Task to carry out ->
Transcribe each of the records below exactly, excluding all pictures.

Record list ->
━━━━━━━━━━━━━━━━━━━━━━━━━━━━━━
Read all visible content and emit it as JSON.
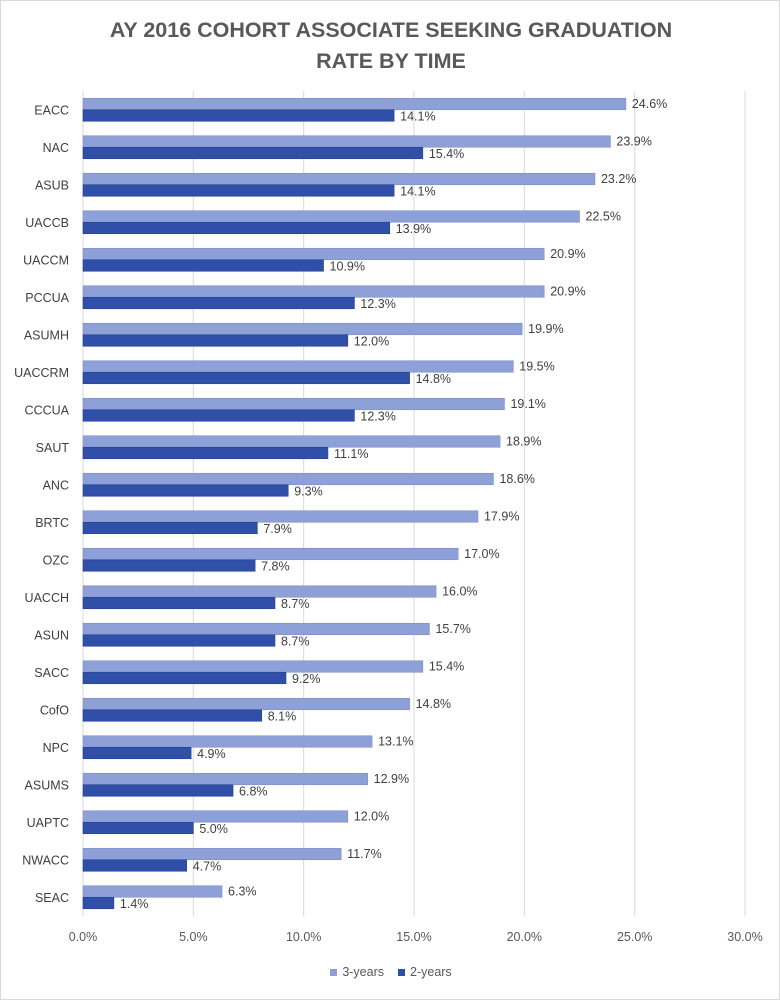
{
  "chart_data": {
    "type": "bar",
    "orientation": "horizontal",
    "title": "AY 2016 COHORT ASSOCIATE SEEKING GRADUATION RATE BY TIME",
    "title_lines": [
      "AY 2016 COHORT ASSOCIATE SEEKING GRADUATION",
      "RATE BY TIME"
    ],
    "categories": [
      "EACC",
      "NAC",
      "ASUB",
      "UACCB",
      "UACCM",
      "PCCUA",
      "ASUMH",
      "UACCRM",
      "CCCUA",
      "SAUT",
      "ANC",
      "BRTC",
      "OZC",
      "UACCH",
      "ASUN",
      "SACC",
      "CofO",
      "NPC",
      "ASUMS",
      "UAPTC",
      "NWACC",
      "SEAC"
    ],
    "series": [
      {
        "name": "3-years",
        "color": "#8ea0d8",
        "values": [
          24.6,
          23.9,
          23.2,
          22.5,
          20.9,
          20.9,
          19.9,
          19.5,
          19.1,
          18.9,
          18.6,
          17.9,
          17.0,
          16.0,
          15.7,
          15.4,
          14.8,
          13.1,
          12.9,
          12.0,
          11.7,
          6.3
        ],
        "labels": [
          "24.6%",
          "23.9%",
          "23.2%",
          "22.5%",
          "20.9%",
          "20.9%",
          "19.9%",
          "19.5%",
          "19.1%",
          "18.9%",
          "18.6%",
          "17.9%",
          "17.0%",
          "16.0%",
          "15.7%",
          "15.4%",
          "14.8%",
          "13.1%",
          "12.9%",
          "12.0%",
          "11.7%",
          "6.3%"
        ]
      },
      {
        "name": "2-years",
        "color": "#2f4fa8",
        "values": [
          14.1,
          15.4,
          14.1,
          13.9,
          10.9,
          12.3,
          12.0,
          14.8,
          12.3,
          11.1,
          9.3,
          7.9,
          7.8,
          8.7,
          8.7,
          9.2,
          8.1,
          4.9,
          6.8,
          5.0,
          4.7,
          1.4
        ],
        "labels": [
          "14.1%",
          "15.4%",
          "14.1%",
          "13.9%",
          "10.9%",
          "12.3%",
          "12.0%",
          "14.8%",
          "12.3%",
          "11.1%",
          "9.3%",
          "7.9%",
          "7.8%",
          "8.7%",
          "8.7%",
          "9.2%",
          "8.1%",
          "4.9%",
          "6.8%",
          "5.0%",
          "4.7%",
          "1.4%"
        ]
      }
    ],
    "xlim": [
      0,
      30
    ],
    "xticks": [
      "0.0%",
      "5.0%",
      "10.0%",
      "15.0%",
      "20.0%",
      "25.0%",
      "30.0%"
    ],
    "xlabel": "",
    "ylabel": "",
    "grid": "vertical",
    "legend_position": "bottom",
    "gridline_color": "#d9d9d9",
    "text_color": "#595959"
  }
}
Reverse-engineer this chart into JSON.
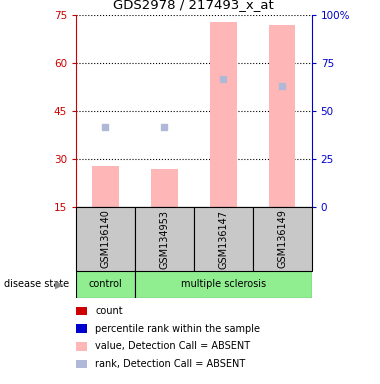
{
  "title": "GDS2978 / 217493_x_at",
  "samples": [
    "GSM136140",
    "GSM134953",
    "GSM136147",
    "GSM136149"
  ],
  "bar_values_absent": [
    28,
    27,
    73,
    72
  ],
  "rank_dots_absent": [
    40,
    40,
    55,
    53
  ],
  "ylim_left": [
    15,
    75
  ],
  "ylim_right": [
    0,
    100
  ],
  "yticks_left": [
    15,
    30,
    45,
    60,
    75
  ],
  "yticks_right": [
    0,
    25,
    50,
    75,
    100
  ],
  "ytick_labels_right": [
    "0",
    "25",
    "50",
    "75",
    "100%"
  ],
  "bar_color_absent": "#FFB6B6",
  "dot_color_absent": "#B0B8D8",
  "legend_items": [
    {
      "color": "#CC0000",
      "label": "count"
    },
    {
      "color": "#0000CC",
      "label": "percentile rank within the sample"
    },
    {
      "color": "#FFB6B6",
      "label": "value, Detection Call = ABSENT"
    },
    {
      "color": "#B0B8D8",
      "label": "rank, Detection Call = ABSENT"
    }
  ],
  "left_axis_color": "#CC0000",
  "right_axis_color": "#0000CC",
  "control_color": "#90EE90",
  "sample_box_color": "#C8C8C8"
}
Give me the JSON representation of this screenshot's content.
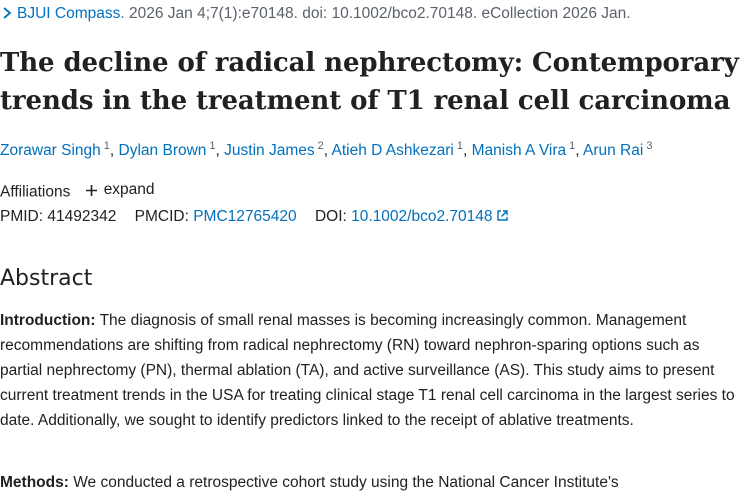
{
  "journal": {
    "name": "BJUI Compass",
    "citation": ". 2026 Jan 4;7(1):e70148. doi: 10.1002/bco2.70148. eCollection 2026 Jan."
  },
  "article": {
    "title": "The decline of radical nephrectomy: Contemporary trends in the treatment of T1 renal cell carcinoma"
  },
  "authors": [
    {
      "name": "Zorawar Singh",
      "aff": "1"
    },
    {
      "name": "Dylan Brown",
      "aff": "1"
    },
    {
      "name": "Justin James",
      "aff": "2"
    },
    {
      "name": "Atieh D Ashkezari",
      "aff": "1"
    },
    {
      "name": "Manish A Vira",
      "aff": "1"
    },
    {
      "name": "Arun Rai",
      "aff": "3"
    }
  ],
  "affiliations": {
    "label": "Affiliations",
    "expand_label": "expand"
  },
  "ids": {
    "pmid_label": "PMID:",
    "pmid": "41492342",
    "pmcid_label": "PMCID:",
    "pmcid": "PMC12765420",
    "doi_label": "DOI:",
    "doi": "10.1002/bco2.70148"
  },
  "abstract": {
    "heading": "Abstract",
    "intro_label": "Introduction:",
    "intro_text": " The diagnosis of small renal masses is becoming increasingly common. Management recommendations are shifting from radical nephrectomy (RN) toward nephron-sparing options such as partial nephrectomy (PN), thermal ablation (TA), and active surveillance (AS). This study aims to present current treatment trends in the USA for treating clinical stage T1 renal cell carcinoma in the largest series to date. Additionally, we sought to identify predictors linked to the receipt of ablative treatments.",
    "methods_label": "Methods:",
    "methods_text": " We conducted a retrospective cohort study using the National Cancer Institute's"
  },
  "colors": {
    "link": "#0071bc",
    "text": "#212121",
    "muted": "#5b616b"
  }
}
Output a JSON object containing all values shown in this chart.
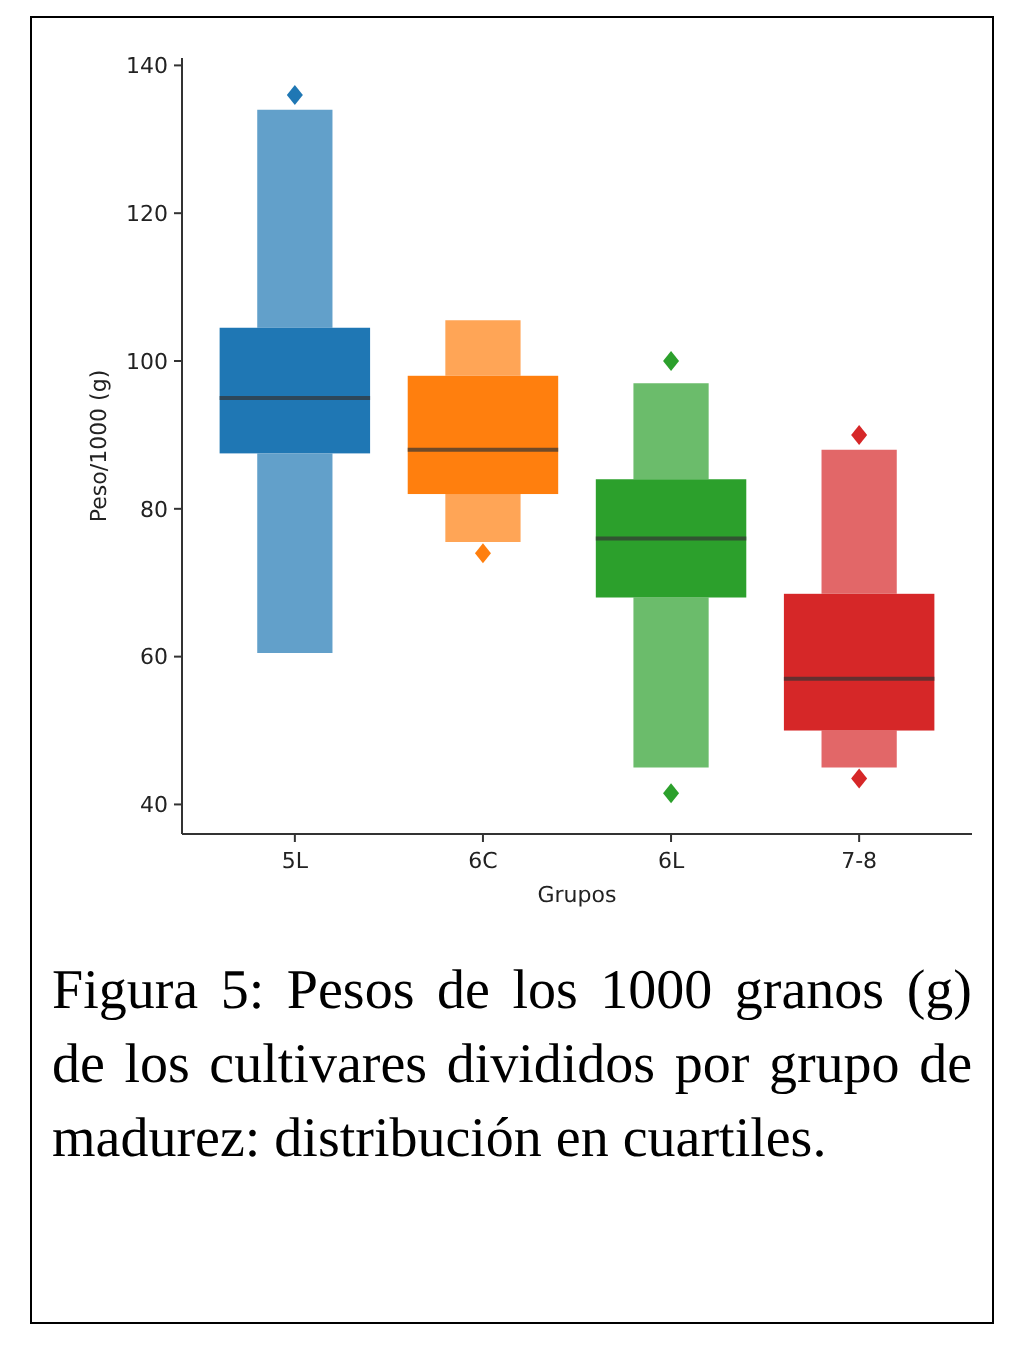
{
  "chart_data": {
    "type": "box",
    "categories": [
      "5L",
      "6C",
      "6L",
      "7-8"
    ],
    "xlabel": "Grupos",
    "ylabel": "Peso/1000 (g)",
    "ylim": [
      36,
      141
    ],
    "yticks": [
      40,
      60,
      80,
      100,
      120,
      140
    ],
    "colors": [
      "#1f77b4",
      "#ff7f0e",
      "#2ca02c",
      "#d62728"
    ],
    "boxes": [
      {
        "low": 60.5,
        "q1": 87.5,
        "median": 95,
        "q3": 104.5,
        "high": 134,
        "outliers": [
          136
        ]
      },
      {
        "low": 75.5,
        "q1": 82,
        "median": 88,
        "q3": 98,
        "high": 105.5,
        "outliers": [
          74
        ]
      },
      {
        "low": 45,
        "q1": 68,
        "median": 76,
        "q3": 84,
        "high": 97,
        "outliers": [
          100,
          41.5
        ]
      },
      {
        "low": 45,
        "q1": 50,
        "median": 57,
        "q3": 68.5,
        "high": 88,
        "outliers": [
          90,
          43.5
        ]
      }
    ],
    "annotations": [
      "Figura 5: Pesos de los 1000 granos (g) de los cultivares divididos por grupo de madurez: distribución en cuartiles."
    ]
  }
}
━━━━━━━━━━━━━━━━━━━━━━━━━━━━━━
Result of this exercise ->
Read all visible content and emit it as JSON.
{
  "chart_data": {
    "type": "bar",
    "orientation": "horizontal",
    "title": "AY 2016 COHORT ASSOCIATE SEEKING GRADUATION RATE BY TIME",
    "title_lines": [
      "AY 2016 COHORT ASSOCIATE SEEKING GRADUATION",
      "RATE BY TIME"
    ],
    "categories": [
      "EACC",
      "NAC",
      "ASUB",
      "UACCB",
      "UACCM",
      "PCCUA",
      "ASUMH",
      "UACCRM",
      "CCCUA",
      "SAUT",
      "ANC",
      "BRTC",
      "OZC",
      "UACCH",
      "ASUN",
      "SACC",
      "CofO",
      "NPC",
      "ASUMS",
      "UAPTC",
      "NWACC",
      "SEAC"
    ],
    "series": [
      {
        "name": "3-years",
        "color": "#8ea0d8",
        "values": [
          24.6,
          23.9,
          23.2,
          22.5,
          20.9,
          20.9,
          19.9,
          19.5,
          19.1,
          18.9,
          18.6,
          17.9,
          17.0,
          16.0,
          15.7,
          15.4,
          14.8,
          13.1,
          12.9,
          12.0,
          11.7,
          6.3
        ],
        "labels": [
          "24.6%",
          "23.9%",
          "23.2%",
          "22.5%",
          "20.9%",
          "20.9%",
          "19.9%",
          "19.5%",
          "19.1%",
          "18.9%",
          "18.6%",
          "17.9%",
          "17.0%",
          "16.0%",
          "15.7%",
          "15.4%",
          "14.8%",
          "13.1%",
          "12.9%",
          "12.0%",
          "11.7%",
          "6.3%"
        ]
      },
      {
        "name": "2-years",
        "color": "#2f4fa8",
        "values": [
          14.1,
          15.4,
          14.1,
          13.9,
          10.9,
          12.3,
          12.0,
          14.8,
          12.3,
          11.1,
          9.3,
          7.9,
          7.8,
          8.7,
          8.7,
          9.2,
          8.1,
          4.9,
          6.8,
          5.0,
          4.7,
          1.4
        ],
        "labels": [
          "14.1%",
          "15.4%",
          "14.1%",
          "13.9%",
          "10.9%",
          "12.3%",
          "12.0%",
          "14.8%",
          "12.3%",
          "11.1%",
          "9.3%",
          "7.9%",
          "7.8%",
          "8.7%",
          "8.7%",
          "9.2%",
          "8.1%",
          "4.9%",
          "6.8%",
          "5.0%",
          "4.7%",
          "1.4%"
        ]
      }
    ],
    "xlim": [
      0,
      30
    ],
    "xticks": [
      "0.0%",
      "5.0%",
      "10.0%",
      "15.0%",
      "20.0%",
      "25.0%",
      "30.0%"
    ],
    "xlabel": "",
    "ylabel": "",
    "grid": "vertical",
    "legend_position": "bottom",
    "gridline_color": "#d9d9d9",
    "text_color": "#595959"
  }
}
Reverse-engineer this chart into JSON.
{
  "title": "GDS2978 / 217493_x_at",
  "samples": [
    "GSM136140",
    "GSM134953",
    "GSM136147",
    "GSM136149"
  ],
  "bar_values_absent": [
    28,
    27,
    73,
    72
  ],
  "rank_dots_absent": [
    40,
    40,
    55,
    53
  ],
  "ylim_left": [
    15,
    75
  ],
  "ylim_right": [
    0,
    100
  ],
  "yticks_left": [
    15,
    30,
    45,
    60,
    75
  ],
  "yticks_right": [
    0,
    25,
    50,
    75,
    100
  ],
  "ytick_labels_right": [
    "0",
    "25",
    "50",
    "75",
    "100%"
  ],
  "bar_color_absent": "#FFB6B6",
  "dot_color_absent": "#B0B8D8",
  "legend_items": [
    {
      "color": "#CC0000",
      "label": "count"
    },
    {
      "color": "#0000CC",
      "label": "percentile rank within the sample"
    },
    {
      "color": "#FFB6B6",
      "label": "value, Detection Call = ABSENT"
    },
    {
      "color": "#B0B8D8",
      "label": "rank, Detection Call = ABSENT"
    }
  ],
  "left_axis_color": "#CC0000",
  "right_axis_color": "#0000CC",
  "control_color": "#90EE90",
  "sample_box_color": "#C8C8C8"
}
Give me the JSON representation of this screenshot's content.
{
  "journal": {
    "name": "BJUI Compass",
    "citation": ". 2026 Jan 4;7(1):e70148. doi: 10.1002/bco2.70148. eCollection 2026 Jan."
  },
  "article": {
    "title": "The decline of radical nephrectomy: Contemporary trends in the treatment of T1 renal cell carcinoma"
  },
  "authors": [
    {
      "name": "Zorawar Singh",
      "aff": "1"
    },
    {
      "name": "Dylan Brown",
      "aff": "1"
    },
    {
      "name": "Justin James",
      "aff": "2"
    },
    {
      "name": "Atieh D Ashkezari",
      "aff": "1"
    },
    {
      "name": "Manish A Vira",
      "aff": "1"
    },
    {
      "name": "Arun Rai",
      "aff": "3"
    }
  ],
  "affiliations": {
    "label": "Affiliations",
    "expand_label": "expand"
  },
  "ids": {
    "pmid_label": "PMID:",
    "pmid": "41492342",
    "pmcid_label": "PMCID:",
    "pmcid": "PMC12765420",
    "doi_label": "DOI:",
    "doi": "10.1002/bco2.70148"
  },
  "abstract": {
    "heading": "Abstract",
    "intro_label": "Introduction:",
    "intro_text": " The diagnosis of small renal masses is becoming increasingly common. Management recommendations are shifting from radical nephrectomy (RN) toward nephron-sparing options such as partial nephrectomy (PN), thermal ablation (TA), and active surveillance (AS). This study aims to present current treatment trends in the USA for treating clinical stage T1 renal cell carcinoma in the largest series to date. Additionally, we sought to identify predictors linked to the receipt of ablative treatments.",
    "methods_label": "Methods:",
    "methods_text": " We conducted a retrospective cohort study using the National Cancer Institute's"
  },
  "colors": {
    "link": "#0071bc",
    "text": "#212121",
    "muted": "#5b616b"
  }
}
Output a JSON object containing all values shown in this chart.
{
  "chart_data": {
    "type": "box",
    "categories": [
      "5L",
      "6C",
      "6L",
      "7-8"
    ],
    "xlabel": "Grupos",
    "ylabel": "Peso/1000 (g)",
    "ylim": [
      36,
      141
    ],
    "yticks": [
      40,
      60,
      80,
      100,
      120,
      140
    ],
    "colors": [
      "#1f77b4",
      "#ff7f0e",
      "#2ca02c",
      "#d62728"
    ],
    "boxes": [
      {
        "low": 60.5,
        "q1": 87.5,
        "median": 95,
        "q3": 104.5,
        "high": 134,
        "outliers": [
          136
        ]
      },
      {
        "low": 75.5,
        "q1": 82,
        "median": 88,
        "q3": 98,
        "high": 105.5,
        "outliers": [
          74
        ]
      },
      {
        "low": 45,
        "q1": 68,
        "median": 76,
        "q3": 84,
        "high": 97,
        "outliers": [
          100,
          41.5
        ]
      },
      {
        "low": 45,
        "q1": 50,
        "median": 57,
        "q3": 68.5,
        "high": 88,
        "outliers": [
          90,
          43.5
        ]
      }
    ],
    "annotations": [
      "Figura 5: Pesos de los 1000 granos (g) de los cultivares divididos por grupo de madurez: distribución en cuartiles."
    ]
  }
}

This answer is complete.